**GOAL:** Among the entries below, find how many lines carry the word "title" and state only that figure.

--------------------

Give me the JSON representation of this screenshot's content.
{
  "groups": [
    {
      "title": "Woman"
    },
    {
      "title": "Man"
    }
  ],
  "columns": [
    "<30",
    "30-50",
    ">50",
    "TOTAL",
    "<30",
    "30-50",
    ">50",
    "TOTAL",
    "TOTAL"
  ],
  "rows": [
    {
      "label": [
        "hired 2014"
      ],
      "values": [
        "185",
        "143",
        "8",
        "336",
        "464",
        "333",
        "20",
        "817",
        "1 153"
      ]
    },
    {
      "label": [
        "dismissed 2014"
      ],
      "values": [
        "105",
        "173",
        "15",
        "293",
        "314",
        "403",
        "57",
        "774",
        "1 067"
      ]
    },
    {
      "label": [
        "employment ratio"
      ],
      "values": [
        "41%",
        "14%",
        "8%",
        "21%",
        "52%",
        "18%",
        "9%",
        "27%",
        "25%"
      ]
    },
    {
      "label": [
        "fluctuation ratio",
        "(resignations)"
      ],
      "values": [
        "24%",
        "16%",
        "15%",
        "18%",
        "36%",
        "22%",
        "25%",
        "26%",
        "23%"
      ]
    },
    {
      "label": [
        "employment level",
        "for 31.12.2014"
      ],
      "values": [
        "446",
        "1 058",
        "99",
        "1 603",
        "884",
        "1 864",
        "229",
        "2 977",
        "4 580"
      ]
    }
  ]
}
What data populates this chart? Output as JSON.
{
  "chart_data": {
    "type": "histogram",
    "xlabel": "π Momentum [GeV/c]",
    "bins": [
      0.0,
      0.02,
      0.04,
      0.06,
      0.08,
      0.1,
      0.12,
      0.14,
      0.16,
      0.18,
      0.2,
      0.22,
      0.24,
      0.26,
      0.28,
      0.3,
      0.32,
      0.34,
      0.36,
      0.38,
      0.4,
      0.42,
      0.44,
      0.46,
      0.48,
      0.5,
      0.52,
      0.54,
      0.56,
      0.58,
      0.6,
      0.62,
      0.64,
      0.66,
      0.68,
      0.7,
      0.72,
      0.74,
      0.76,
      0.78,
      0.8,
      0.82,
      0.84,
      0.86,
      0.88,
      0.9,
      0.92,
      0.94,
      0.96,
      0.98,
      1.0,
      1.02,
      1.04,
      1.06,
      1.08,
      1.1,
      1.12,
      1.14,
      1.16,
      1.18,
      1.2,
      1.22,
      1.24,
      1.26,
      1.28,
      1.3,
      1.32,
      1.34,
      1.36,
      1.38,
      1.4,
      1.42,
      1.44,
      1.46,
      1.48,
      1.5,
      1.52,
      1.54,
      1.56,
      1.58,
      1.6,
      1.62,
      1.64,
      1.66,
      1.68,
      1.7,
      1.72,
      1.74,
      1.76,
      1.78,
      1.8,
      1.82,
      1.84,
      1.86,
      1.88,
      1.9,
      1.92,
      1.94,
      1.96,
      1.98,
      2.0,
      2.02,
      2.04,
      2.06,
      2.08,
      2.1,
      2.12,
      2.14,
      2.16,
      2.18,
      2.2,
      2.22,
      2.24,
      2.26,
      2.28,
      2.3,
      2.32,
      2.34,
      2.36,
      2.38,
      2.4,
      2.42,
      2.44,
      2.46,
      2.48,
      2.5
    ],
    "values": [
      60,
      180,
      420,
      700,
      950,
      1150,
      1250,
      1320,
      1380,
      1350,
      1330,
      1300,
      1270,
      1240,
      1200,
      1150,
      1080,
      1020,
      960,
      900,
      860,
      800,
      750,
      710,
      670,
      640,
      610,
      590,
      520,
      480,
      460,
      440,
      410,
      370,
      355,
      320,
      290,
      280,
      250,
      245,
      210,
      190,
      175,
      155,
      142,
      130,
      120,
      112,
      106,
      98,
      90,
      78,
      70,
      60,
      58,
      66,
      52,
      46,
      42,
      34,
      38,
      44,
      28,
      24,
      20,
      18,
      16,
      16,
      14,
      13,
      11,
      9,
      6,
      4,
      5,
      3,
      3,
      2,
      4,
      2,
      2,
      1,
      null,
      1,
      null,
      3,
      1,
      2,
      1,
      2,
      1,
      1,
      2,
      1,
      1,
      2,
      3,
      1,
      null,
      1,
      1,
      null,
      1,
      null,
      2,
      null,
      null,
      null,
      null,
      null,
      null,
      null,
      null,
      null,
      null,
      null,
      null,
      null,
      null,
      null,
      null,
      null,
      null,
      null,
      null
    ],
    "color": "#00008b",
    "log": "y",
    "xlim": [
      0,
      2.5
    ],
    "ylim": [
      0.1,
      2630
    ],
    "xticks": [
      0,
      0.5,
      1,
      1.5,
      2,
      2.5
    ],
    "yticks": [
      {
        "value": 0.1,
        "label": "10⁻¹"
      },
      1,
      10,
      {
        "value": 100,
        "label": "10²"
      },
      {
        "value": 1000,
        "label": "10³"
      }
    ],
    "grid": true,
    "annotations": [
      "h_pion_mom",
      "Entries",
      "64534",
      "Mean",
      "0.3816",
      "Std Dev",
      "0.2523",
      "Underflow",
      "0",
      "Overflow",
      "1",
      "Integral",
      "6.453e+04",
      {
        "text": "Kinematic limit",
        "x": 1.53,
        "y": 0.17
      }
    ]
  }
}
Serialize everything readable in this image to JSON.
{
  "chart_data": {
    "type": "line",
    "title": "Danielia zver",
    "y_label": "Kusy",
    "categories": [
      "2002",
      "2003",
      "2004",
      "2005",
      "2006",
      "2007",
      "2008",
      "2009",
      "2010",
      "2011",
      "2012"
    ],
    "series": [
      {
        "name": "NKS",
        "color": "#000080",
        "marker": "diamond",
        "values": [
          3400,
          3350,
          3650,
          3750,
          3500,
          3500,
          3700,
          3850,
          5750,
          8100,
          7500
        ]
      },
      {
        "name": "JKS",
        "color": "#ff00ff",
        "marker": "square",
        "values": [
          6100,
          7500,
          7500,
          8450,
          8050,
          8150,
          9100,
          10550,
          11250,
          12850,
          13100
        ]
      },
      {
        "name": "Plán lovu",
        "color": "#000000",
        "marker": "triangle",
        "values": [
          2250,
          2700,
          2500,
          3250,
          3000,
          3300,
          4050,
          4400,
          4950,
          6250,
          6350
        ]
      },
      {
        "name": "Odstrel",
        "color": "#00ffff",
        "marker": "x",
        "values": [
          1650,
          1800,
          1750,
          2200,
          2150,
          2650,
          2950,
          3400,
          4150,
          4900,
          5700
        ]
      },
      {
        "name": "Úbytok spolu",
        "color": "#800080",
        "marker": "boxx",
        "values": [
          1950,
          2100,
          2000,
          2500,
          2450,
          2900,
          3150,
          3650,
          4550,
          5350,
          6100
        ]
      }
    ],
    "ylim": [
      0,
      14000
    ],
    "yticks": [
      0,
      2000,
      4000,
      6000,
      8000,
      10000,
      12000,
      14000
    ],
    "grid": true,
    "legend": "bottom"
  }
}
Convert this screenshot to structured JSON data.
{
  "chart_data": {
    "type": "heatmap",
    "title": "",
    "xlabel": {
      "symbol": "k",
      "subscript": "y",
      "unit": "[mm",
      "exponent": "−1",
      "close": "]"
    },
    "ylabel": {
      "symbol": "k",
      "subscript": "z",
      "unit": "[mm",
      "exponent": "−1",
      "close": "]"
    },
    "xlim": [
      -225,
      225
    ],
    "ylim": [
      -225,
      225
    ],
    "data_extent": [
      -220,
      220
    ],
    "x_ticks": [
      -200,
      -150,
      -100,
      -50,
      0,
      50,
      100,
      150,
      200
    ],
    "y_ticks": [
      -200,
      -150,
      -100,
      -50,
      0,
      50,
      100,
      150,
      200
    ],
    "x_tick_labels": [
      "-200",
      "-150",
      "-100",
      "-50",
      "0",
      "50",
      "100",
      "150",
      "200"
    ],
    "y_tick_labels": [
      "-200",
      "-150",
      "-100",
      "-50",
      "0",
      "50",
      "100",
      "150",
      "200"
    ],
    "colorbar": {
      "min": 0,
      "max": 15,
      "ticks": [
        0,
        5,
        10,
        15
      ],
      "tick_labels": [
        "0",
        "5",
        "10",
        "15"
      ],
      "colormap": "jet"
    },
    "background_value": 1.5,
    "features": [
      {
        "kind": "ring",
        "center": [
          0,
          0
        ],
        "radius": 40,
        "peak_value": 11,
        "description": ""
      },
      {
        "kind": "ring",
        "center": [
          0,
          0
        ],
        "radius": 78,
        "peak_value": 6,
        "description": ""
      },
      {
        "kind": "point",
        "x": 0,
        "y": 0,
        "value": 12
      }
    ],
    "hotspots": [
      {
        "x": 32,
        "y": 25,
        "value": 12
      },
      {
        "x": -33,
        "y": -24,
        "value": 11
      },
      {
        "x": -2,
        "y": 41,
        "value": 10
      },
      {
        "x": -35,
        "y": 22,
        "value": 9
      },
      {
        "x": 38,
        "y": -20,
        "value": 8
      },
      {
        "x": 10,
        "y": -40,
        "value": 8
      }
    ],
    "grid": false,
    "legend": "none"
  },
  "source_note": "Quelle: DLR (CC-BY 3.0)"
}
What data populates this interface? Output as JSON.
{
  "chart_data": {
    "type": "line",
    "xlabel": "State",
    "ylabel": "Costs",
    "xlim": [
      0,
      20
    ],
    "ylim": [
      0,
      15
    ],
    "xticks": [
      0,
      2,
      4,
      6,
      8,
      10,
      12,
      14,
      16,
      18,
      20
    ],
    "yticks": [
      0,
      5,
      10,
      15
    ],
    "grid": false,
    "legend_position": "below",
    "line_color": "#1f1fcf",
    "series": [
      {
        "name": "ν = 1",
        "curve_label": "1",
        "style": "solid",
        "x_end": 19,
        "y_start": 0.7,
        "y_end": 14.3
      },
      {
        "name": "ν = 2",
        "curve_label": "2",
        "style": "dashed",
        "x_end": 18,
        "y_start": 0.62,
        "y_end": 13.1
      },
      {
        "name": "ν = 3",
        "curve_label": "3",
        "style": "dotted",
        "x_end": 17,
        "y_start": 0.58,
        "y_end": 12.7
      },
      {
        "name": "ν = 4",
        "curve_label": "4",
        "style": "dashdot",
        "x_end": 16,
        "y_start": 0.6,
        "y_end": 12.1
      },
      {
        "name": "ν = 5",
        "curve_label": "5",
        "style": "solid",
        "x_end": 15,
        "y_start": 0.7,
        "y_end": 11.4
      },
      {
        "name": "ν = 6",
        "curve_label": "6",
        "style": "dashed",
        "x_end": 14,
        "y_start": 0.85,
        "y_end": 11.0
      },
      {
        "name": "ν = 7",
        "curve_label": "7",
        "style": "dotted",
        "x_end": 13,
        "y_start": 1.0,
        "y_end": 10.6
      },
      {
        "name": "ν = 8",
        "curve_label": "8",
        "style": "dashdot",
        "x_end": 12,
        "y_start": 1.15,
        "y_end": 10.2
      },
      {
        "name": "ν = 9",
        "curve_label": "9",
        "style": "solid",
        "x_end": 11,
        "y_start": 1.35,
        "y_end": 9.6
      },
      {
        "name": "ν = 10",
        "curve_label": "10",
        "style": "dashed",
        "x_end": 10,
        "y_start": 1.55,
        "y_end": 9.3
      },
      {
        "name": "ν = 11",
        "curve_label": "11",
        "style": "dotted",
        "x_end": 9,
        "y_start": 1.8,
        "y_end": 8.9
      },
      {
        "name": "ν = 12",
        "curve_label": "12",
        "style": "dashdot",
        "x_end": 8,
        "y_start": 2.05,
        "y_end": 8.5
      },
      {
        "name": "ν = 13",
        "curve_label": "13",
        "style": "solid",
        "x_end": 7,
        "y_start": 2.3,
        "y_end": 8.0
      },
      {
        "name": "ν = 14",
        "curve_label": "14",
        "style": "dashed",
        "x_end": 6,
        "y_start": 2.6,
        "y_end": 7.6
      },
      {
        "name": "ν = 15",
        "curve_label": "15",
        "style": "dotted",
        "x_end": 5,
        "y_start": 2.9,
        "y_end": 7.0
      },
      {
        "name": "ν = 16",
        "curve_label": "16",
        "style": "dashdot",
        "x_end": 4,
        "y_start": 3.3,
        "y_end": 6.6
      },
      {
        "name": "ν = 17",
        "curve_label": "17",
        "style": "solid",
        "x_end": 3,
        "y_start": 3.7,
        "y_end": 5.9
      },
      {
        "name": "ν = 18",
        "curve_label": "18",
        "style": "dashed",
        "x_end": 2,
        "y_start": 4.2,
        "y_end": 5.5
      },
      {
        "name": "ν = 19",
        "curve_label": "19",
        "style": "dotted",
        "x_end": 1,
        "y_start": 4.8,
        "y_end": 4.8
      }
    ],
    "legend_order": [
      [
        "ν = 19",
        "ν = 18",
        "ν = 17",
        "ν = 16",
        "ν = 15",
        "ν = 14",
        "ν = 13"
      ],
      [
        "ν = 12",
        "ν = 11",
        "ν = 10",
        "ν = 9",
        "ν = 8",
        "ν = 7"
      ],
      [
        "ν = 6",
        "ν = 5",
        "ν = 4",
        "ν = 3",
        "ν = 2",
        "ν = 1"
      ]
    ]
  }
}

--------------------

**SOLUTION:** 4